**Problem:** The records below must be written out exactly, with every picture left behind.

**Information shown:**
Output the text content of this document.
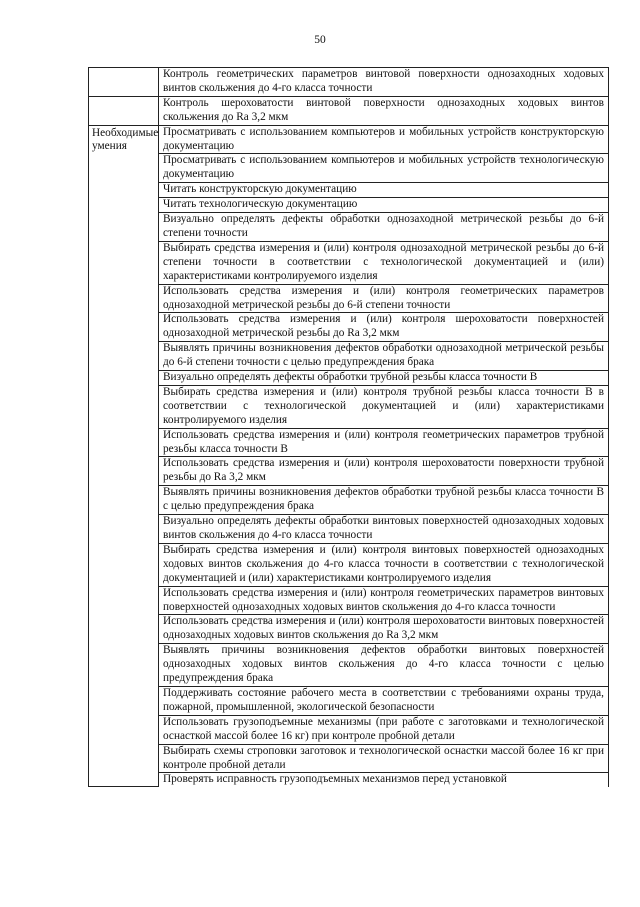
50
Контроль геометрических параметров винтовой поверхности однозаходных ходовых винтов скольжения до 4-го класса точности
Контроль шероховатости винтовой поверхности однозаходных ходовых винтов скольжения до Ra 3,2 мкм
Необходимые умения
Просматривать с использованием компьютеров и мобильных устройств конструкторскую документацию
Просматривать с использованием компьютеров и мобильных устройств технологическую документацию
Читать конструкторскую документацию
Читать технологическую документацию
Визуально определять дефекты обработки однозаходной метрической резьбы до 6-й степени точности
Выбирать средства измерения и (или) контроля однозаходной метрической резьбы до 6-й степени точности в соответствии с технологической документацией и (или) характеристиками контролируемого изделия
Использовать средства измерения и (или) контроля геометрических параметров однозаходной метрической резьбы до 6-й степени точности
Использовать средства измерения и (или) контроля шероховатости поверхностей однозаходной метрической резьбы до Ra 3,2 мкм
Выявлять причины возникновения дефектов обработки однозаходной метрической резьбы до 6-й степени точности с целью предупреждения брака
Визуально определять дефекты обработки трубной резьбы класса точности В
Выбирать средства измерения и (или) контроля трубной резьбы класса точности В в соответствии с технологической документацией и (или) характеристиками контролируемого изделия
Использовать средства измерения и (или) контроля геометрических параметров трубной резьбы класса точности В
Использовать средства измерения и (или) контроля шероховатости поверхности трубной резьбы до Ra 3,2 мкм
Выявлять причины возникновения дефектов обработки трубной резьбы класса точности В с целью предупреждения брака
Визуально определять дефекты обработки винтовых поверхностей однозаходных ходовых винтов скольжения до 4-го класса точности
Выбирать средства измерения и (или) контроля винтовых поверхностей однозаходных ходовых винтов скольжения до 4-го класса точности в соответствии с технологической документацией и (или) характеристиками контролируемого изделия
Использовать средства измерения и (или) контроля геометрических параметров винтовых поверхностей однозаходных ходовых винтов скольжения до 4-го класса точности
Использовать средства измерения и (или) контроля шероховатости винтовых поверхностей однозаходных ходовых винтов скольжения до Ra 3,2 мкм
Выявлять причины возникновения дефектов обработки винтовых поверхностей однозаходных ходовых винтов скольжения до 4-го класса точности с целью предупреждения брака
Поддерживать состояние рабочего места в соответствии с требованиями охраны труда, пожарной, промышленной, экологической безопасности
Использовать грузоподъемные механизмы (при работе с заготовками и технологической оснасткой массой более 16 кг) при контроле пробной детали
Выбирать схемы строповки заготовок и технологической оснастки массой более 16 кг при контроле пробной детали
Проверять исправность грузоподъемных механизмов перед установкой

**Result of this exercise:**
Output the text content of this document.
50
Контроль геометрических параметров винтовой поверхности однозаходных ходовых винтов скольжения до 4-го класса точности
Контроль шероховатости винтовой поверхности однозаходных ходовых винтов скольжения до Ra 3,2 мкм
Необходимые умения
Просматривать с использованием компьютеров и мобильных устройств конструкторскую документацию
Просматривать с использованием компьютеров и мобильных устройств технологическую документацию
Читать конструкторскую документацию
Читать технологическую документацию
Визуально определять дефекты обработки однозаходной метрической резьбы до 6-й степени точности
Выбирать средства измерения и (или) контроля однозаходной метрической резьбы до 6-й степени точности в соответствии с технологической документацией и (или) характеристиками контролируемого изделия
Использовать средства измерения и (или) контроля геометрических параметров однозаходной метрической резьбы до 6-й степени точности
Использовать средства измерения и (или) контроля шероховатости поверхностей однозаходной метрической резьбы до Ra 3,2 мкм
Выявлять причины возникновения дефектов обработки однозаходной метрической резьбы до 6-й степени точности с целью предупреждения брака
Визуально определять дефекты обработки трубной резьбы класса точности В
Выбирать средства измерения и (или) контроля трубной резьбы класса точности В в соответствии с технологической документацией и (или) характеристиками контролируемого изделия
Использовать средства измерения и (или) контроля геометрических параметров трубной резьбы класса точности В
Использовать средства измерения и (или) контроля шероховатости поверхности трубной резьбы до Ra 3,2 мкм
Выявлять причины возникновения дефектов обработки трубной резьбы класса точности В с целью предупреждения брака
Визуально определять дефекты обработки винтовых поверхностей однозаходных ходовых винтов скольжения до 4-го класса точности
Выбирать средства измерения и (или) контроля винтовых поверхностей однозаходных ходовых винтов скольжения до 4-го класса точности в соответствии с технологической документацией и (или) характеристиками контролируемого изделия
Использовать средства измерения и (или) контроля геометрических параметров винтовых поверхностей однозаходных ходовых винтов скольжения до 4-го класса точности
Использовать средства измерения и (или) контроля шероховатости винтовых поверхностей однозаходных ходовых винтов скольжения до Ra 3,2 мкм
Выявлять причины возникновения дефектов обработки винтовых поверхностей однозаходных ходовых винтов скольжения до 4-го класса точности с целью предупреждения брака
Поддерживать состояние рабочего места в соответствии с требованиями охраны труда, пожарной, промышленной, экологической безопасности
Использовать грузоподъемные механизмы (при работе с заготовками и технологической оснасткой массой более 16 кг) при контроле пробной детали
Выбирать схемы строповки заготовок и технологической оснастки массой более 16 кг при контроле пробной детали
Проверять исправность грузоподъемных механизмов перед установкой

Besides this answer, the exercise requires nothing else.